-- Records for this exercise start --
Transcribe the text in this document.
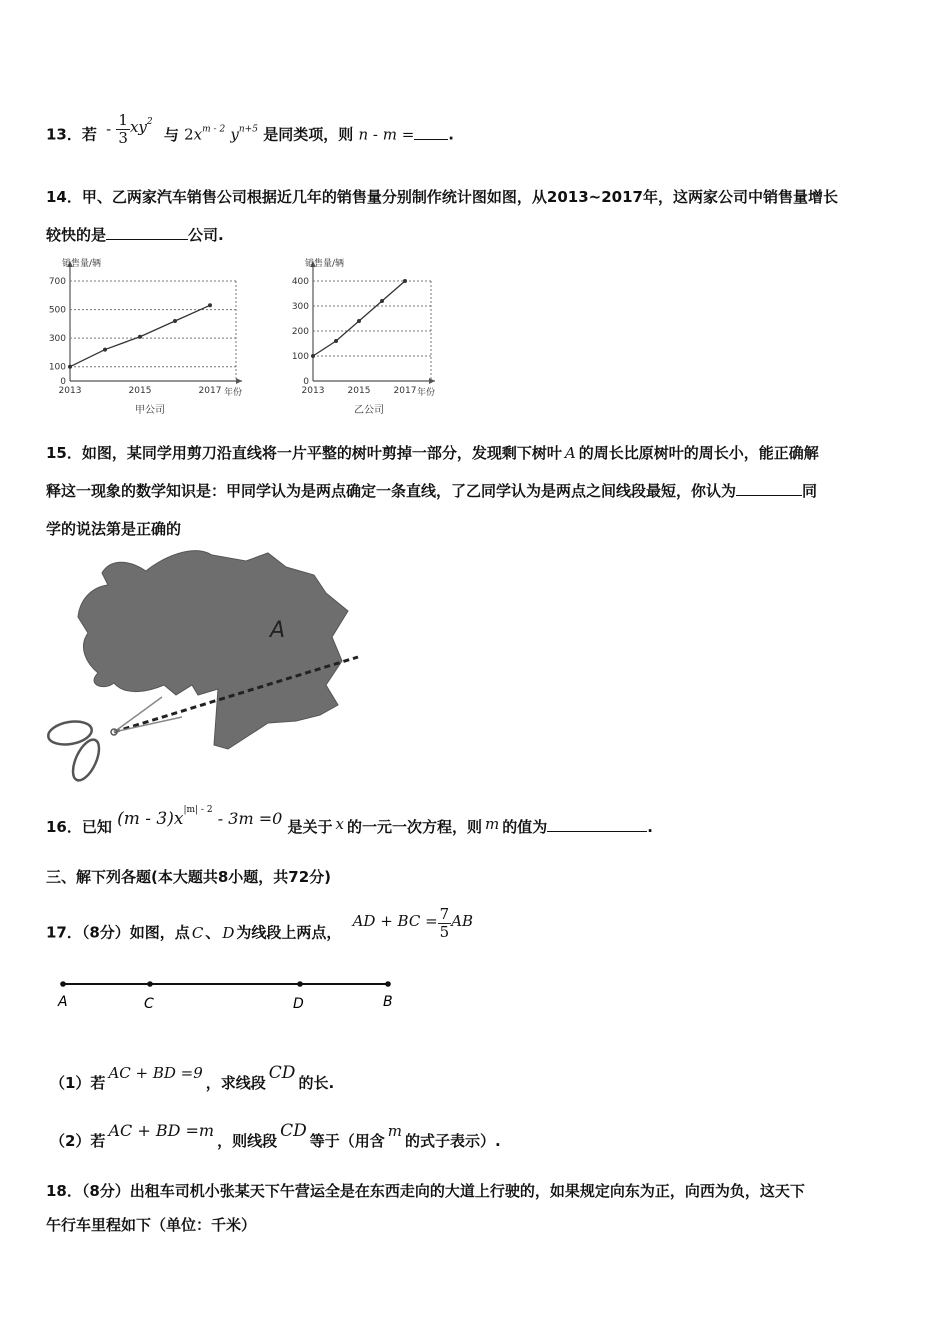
13．若 - $\frac{1}{3} xy^2$ 与 $2x^{m - 2}$ $y^{n+5}$ 是同类项，则 n - m = .
14．甲、乙两家汽车销售公司根据近几年的销售量分别制作统计图如图，从2013~2017年，这两家公司中销售量增长
较快的是	公司.
0
100
300
500
700
2013	2015	2017
销售量/辆
年份
甲公司
0
100
200
300
400
2013	2015	2017
销售量/辆
年份
乙公司
15．如图，某同学用剪刀沿直线将一片平整的树叶剪掉一部分，发现剩下树叶 A 的周长比原树叶的周长小，能正确解
释这一现象的数学知识是：甲同学认为是两点确定一条直线，了乙同学认为是两点之间线段最短，你认为	同
学的说法第是正确的
A
16．已知 $(m - 3)x^{|m| - 2} - 3m =0$ 是关于 x 的一元一次方程，则 m 的值为	.
三、解下列各题(本大题共8小题，共72分)
17．（8分）如图，点 C 、 D 为线段上两点， AD + BC = $\frac{7}{5}$ AB
A	C	D	B
（1）若AC + BD =9，求线段 CD 的长.
（2）若AC + BD =m，则线段 CD 等于（用含m的式子表示）.
18．（8分）出租车司机小张某天下午营运全是在东西走向的大道上行驶的，如果规定向东为正，向西为负，这天下
午行车里程如下（单位：千米）
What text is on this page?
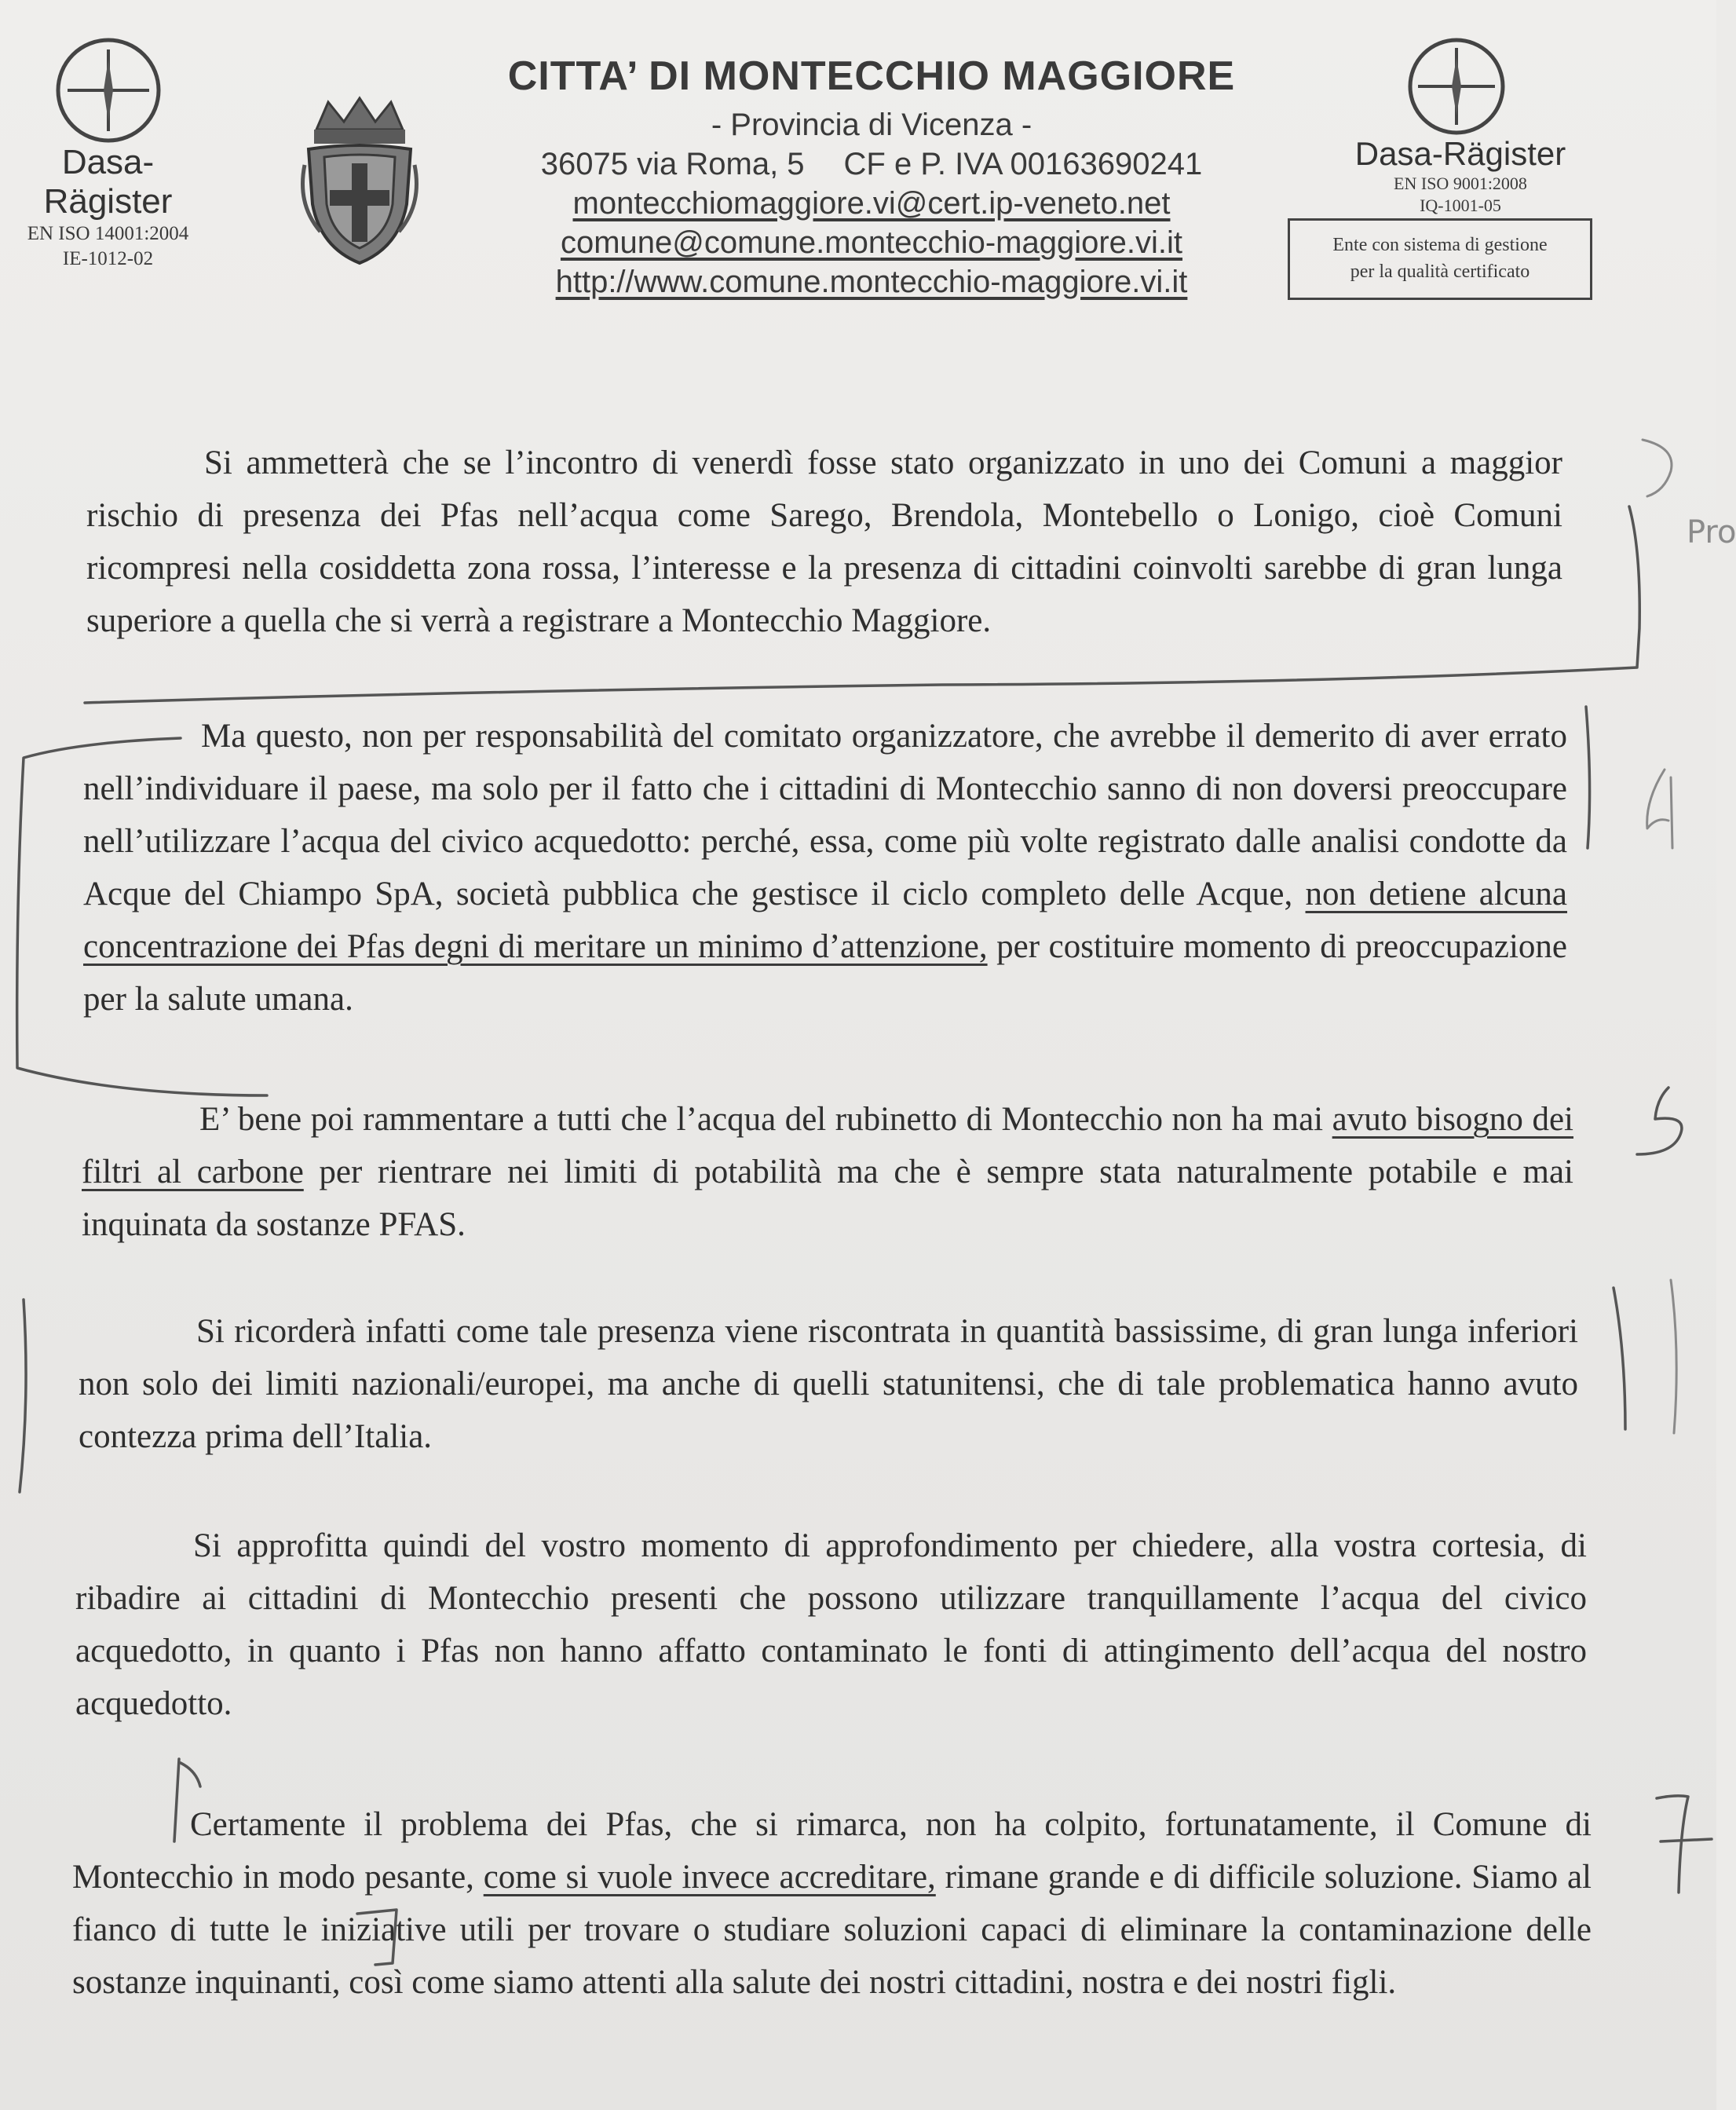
Dasa-Rägister
EN ISO 14001:2004
IE-1012-02
CITTA’ DI MONTECCHIO MAGGIORE
- Provincia di Vicenza -
36075 via Roma, 5 CF e P. IVA 00163690241
montecchiomaggiore.vi@cert.ip-veneto.net
comune@comune.montecchio-maggiore.vi.it
http://www.comune.montecchio-maggiore.vi.it
Dasa-Rägister
EN ISO 9001:2008
IQ-1001-05
Ente con sistema di gestione
per la qualità certificato

Si ammetterà che se l’incontro di venerdì fosse stato organizzato in uno dei Comuni a maggior rischio di presenza dei Pfas nell’acqua come Sarego, Brendola, Montebello o Lonigo, cioè Comuni ricompresi nella cosiddetta zona rossa, l’interesse e la presenza di cittadini coinvolti sarebbe di gran lunga superiore a quella che si verrà a registrare a Montecchio Maggiore.

Ma questo, non per responsabilità del comitato organizzatore, che avrebbe il demerito di aver errato nell’individuare il paese, ma solo per il fatto che i cittadini di Montecchio sanno di non doversi preoccupare nell’utilizzare l’acqua del civico acquedotto: perché, essa, come più volte registrato dalle analisi condotte da Acque del Chiampo SpA, società pubblica che gestisce il ciclo completo delle Acque, non detiene alcuna concentrazione dei Pfas degni di meritare un minimo d’attenzione, per costituire momento di preoccupazione per la salute umana.

E’ bene poi rammentare a tutti che l’acqua del rubinetto di Montecchio non ha mai avuto bisogno dei filtri al carbone per rientrare nei limiti di potabilità ma che è sempre stata naturalmente potabile e mai inquinata da sostanze PFAS.

Si ricorderà infatti come tale presenza viene riscontrata in quantità bassissime, di gran lunga inferiori non solo dei limiti nazionali/europei, ma anche di quelli statunitensi, che di tale problematica hanno avuto contezza prima dell’Italia.

Si approfitta quindi del vostro momento di approfondimento per chiedere, alla vostra cortesia, di ribadire ai cittadini di Montecchio presenti che possono utilizzare tranquillamente l’acqua del civico acquedotto, in quanto i Pfas non hanno affatto contaminato le fonti di attingimento dell’acqua del nostro acquedotto.

Certamente il problema dei Pfas, che si rimarca, non ha colpito, fortunatamente, il Comune di Montecchio in modo pesante, come si vuole invece accreditare, rimane grande e di difficile soluzione. Siamo al fianco di tutte le iniziative utili per trovare o studiare soluzioni capaci di eliminare la contaminazione delle sostanze inquinanti, così come siamo attenti alla salute dei nostri cittadini, nostra e dei nostri figli.

Pro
-- Records for this exercise end --
## Given instruction
Write out every line above exactly as it is, leaving out the pictures.

## In response
Transcribe the text in this document.
13．若 - $\frac{1}{3} xy^2$ 与 $2x^{m - 2}$ $y^{n+5}$ 是同类项，则 n - m = .
14．甲、乙两家汽车销售公司根据近几年的销售量分别制作统计图如图，从2013~2017年，这两家公司中销售量增长
较快的是	公司.
0
100
300
500
700
2013	2015	2017
销售量/辆
年份
甲公司
0
100
200
300
400
2013	2015	2017
销售量/辆
年份
乙公司
15．如图，某同学用剪刀沿直线将一片平整的树叶剪掉一部分，发现剩下树叶 A 的周长比原树叶的周长小，能正确解
释这一现象的数学知识是：甲同学认为是两点确定一条直线，了乙同学认为是两点之间线段最短，你认为	同
学的说法第是正确的
A
16．已知 $(m - 3)x^{|m| - 2} - 3m =0$ 是关于 x 的一元一次方程，则 m 的值为	.
三、解下列各题(本大题共8小题，共72分)
17．（8分）如图，点 C 、 D 为线段上两点， AD + BC = $\frac{7}{5}$ AB
A	C	D	B
（1）若AC + BD =9，求线段 CD 的长.
（2）若AC + BD =m，则线段 CD 等于（用含m的式子表示）.
18．（8分）出租车司机小张某天下午营运全是在东西走向的大道上行驶的，如果规定向东为正，向西为负，这天下
午行车里程如下（单位：千米）
What text is on this page?
Dasa-Rägister
EN ISO 14001:2004
IE-1012-02
CITTA’ DI MONTECCHIO MAGGIORE
- Provincia di Vicenza -
36075 via Roma, 5 CF e P. IVA 00163690241
montecchiomaggiore.vi@cert.ip-veneto.net
comune@comune.montecchio-maggiore.vi.it
http://www.comune.montecchio-maggiore.vi.it
Dasa-Rägister
EN ISO 9001:2008
IQ-1001-05
Ente con sistema di gestione
per la qualità certificato

Si ammetterà che se l’incontro di venerdì fosse stato organizzato in uno dei Comuni a maggior rischio di presenza dei Pfas nell’acqua come Sarego, Brendola, Montebello o Lonigo, cioè Comuni ricompresi nella cosiddetta zona rossa, l’interesse e la presenza di cittadini coinvolti sarebbe di gran lunga superiore a quella che si verrà a registrare a Montecchio Maggiore.

Ma questo, non per responsabilità del comitato organizzatore, che avrebbe il demerito di aver errato nell’individuare il paese, ma solo per il fatto che i cittadini di Montecchio sanno di non doversi preoccupare nell’utilizzare l’acqua del civico acquedotto: perché, essa, come più volte registrato dalle analisi condotte da Acque del Chiampo SpA, società pubblica che gestisce il ciclo completo delle Acque, non detiene alcuna concentrazione dei Pfas degni di meritare un minimo d’attenzione, per costituire momento di preoccupazione per la salute umana.

E’ bene poi rammentare a tutti che l’acqua del rubinetto di Montecchio non ha mai avuto bisogno dei filtri al carbone per rientrare nei limiti di potabilità ma che è sempre stata naturalmente potabile e mai inquinata da sostanze PFAS.

Si ricorderà infatti come tale presenza viene riscontrata in quantità bassissime, di gran lunga inferiori non solo dei limiti nazionali/europei, ma anche di quelli statunitensi, che di tale problematica hanno avuto contezza prima dell’Italia.

Si approfitta quindi del vostro momento di approfondimento per chiedere, alla vostra cortesia, di ribadire ai cittadini di Montecchio presenti che possono utilizzare tranquillamente l’acqua del civico acquedotto, in quanto i Pfas non hanno affatto contaminato le fonti di attingimento dell’acqua del nostro acquedotto.

Certamente il problema dei Pfas, che si rimarca, non ha colpito, fortunatamente, il Comune di Montecchio in modo pesante, come si vuole invece accreditare, rimane grande e di difficile soluzione. Siamo al fianco di tutte le iniziative utili per trovare o studiare soluzioni capaci di eliminare la contaminazione delle sostanze inquinanti, così come siamo attenti alla salute dei nostri cittadini, nostra e dei nostri figli.

Pro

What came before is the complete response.